DATA FOR PROCESSING ::
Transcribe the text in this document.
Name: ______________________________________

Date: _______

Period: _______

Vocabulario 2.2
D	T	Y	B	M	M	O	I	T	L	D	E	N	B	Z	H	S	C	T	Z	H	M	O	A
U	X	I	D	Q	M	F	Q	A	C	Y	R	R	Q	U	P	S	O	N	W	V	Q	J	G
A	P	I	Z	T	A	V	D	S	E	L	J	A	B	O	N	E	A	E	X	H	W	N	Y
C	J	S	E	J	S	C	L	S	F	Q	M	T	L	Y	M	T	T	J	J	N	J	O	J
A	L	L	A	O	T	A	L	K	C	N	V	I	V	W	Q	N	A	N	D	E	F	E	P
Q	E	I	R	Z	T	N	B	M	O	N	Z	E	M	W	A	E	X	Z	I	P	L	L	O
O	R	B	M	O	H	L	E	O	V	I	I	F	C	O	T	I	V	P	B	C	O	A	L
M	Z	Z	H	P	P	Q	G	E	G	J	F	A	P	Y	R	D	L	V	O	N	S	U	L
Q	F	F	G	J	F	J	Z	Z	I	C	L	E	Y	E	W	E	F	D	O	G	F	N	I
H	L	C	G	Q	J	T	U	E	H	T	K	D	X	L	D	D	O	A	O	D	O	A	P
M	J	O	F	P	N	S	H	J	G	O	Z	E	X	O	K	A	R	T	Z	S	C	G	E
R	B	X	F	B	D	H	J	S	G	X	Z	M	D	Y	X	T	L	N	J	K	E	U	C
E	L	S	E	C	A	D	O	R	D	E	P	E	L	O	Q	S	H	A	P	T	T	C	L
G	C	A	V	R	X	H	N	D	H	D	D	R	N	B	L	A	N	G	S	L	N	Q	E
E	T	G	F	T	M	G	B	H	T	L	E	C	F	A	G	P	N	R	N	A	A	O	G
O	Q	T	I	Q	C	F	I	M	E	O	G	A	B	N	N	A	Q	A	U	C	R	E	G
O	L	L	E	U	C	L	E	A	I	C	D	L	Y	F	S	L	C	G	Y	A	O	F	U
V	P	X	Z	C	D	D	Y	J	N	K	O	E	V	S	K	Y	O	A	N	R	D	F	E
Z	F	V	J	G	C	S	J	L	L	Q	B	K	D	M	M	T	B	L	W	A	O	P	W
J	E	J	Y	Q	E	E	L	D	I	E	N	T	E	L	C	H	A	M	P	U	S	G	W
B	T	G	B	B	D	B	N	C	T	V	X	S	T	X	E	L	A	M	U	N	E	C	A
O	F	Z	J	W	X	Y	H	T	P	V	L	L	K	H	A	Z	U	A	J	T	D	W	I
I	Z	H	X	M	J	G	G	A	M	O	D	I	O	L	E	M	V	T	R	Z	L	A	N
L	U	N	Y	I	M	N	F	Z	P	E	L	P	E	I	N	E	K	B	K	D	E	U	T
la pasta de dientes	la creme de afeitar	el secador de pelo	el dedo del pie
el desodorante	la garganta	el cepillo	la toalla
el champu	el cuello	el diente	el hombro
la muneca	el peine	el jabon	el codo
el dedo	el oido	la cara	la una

INSTRUCTION :: Identify each line in the records above that contains the word "dedo", and copy it out in full.

ANSWER ::
la pasta de dientes	la creme de afeitar	el secador de pelo	el dedo del pie
el dedo	el oido	la cara	la una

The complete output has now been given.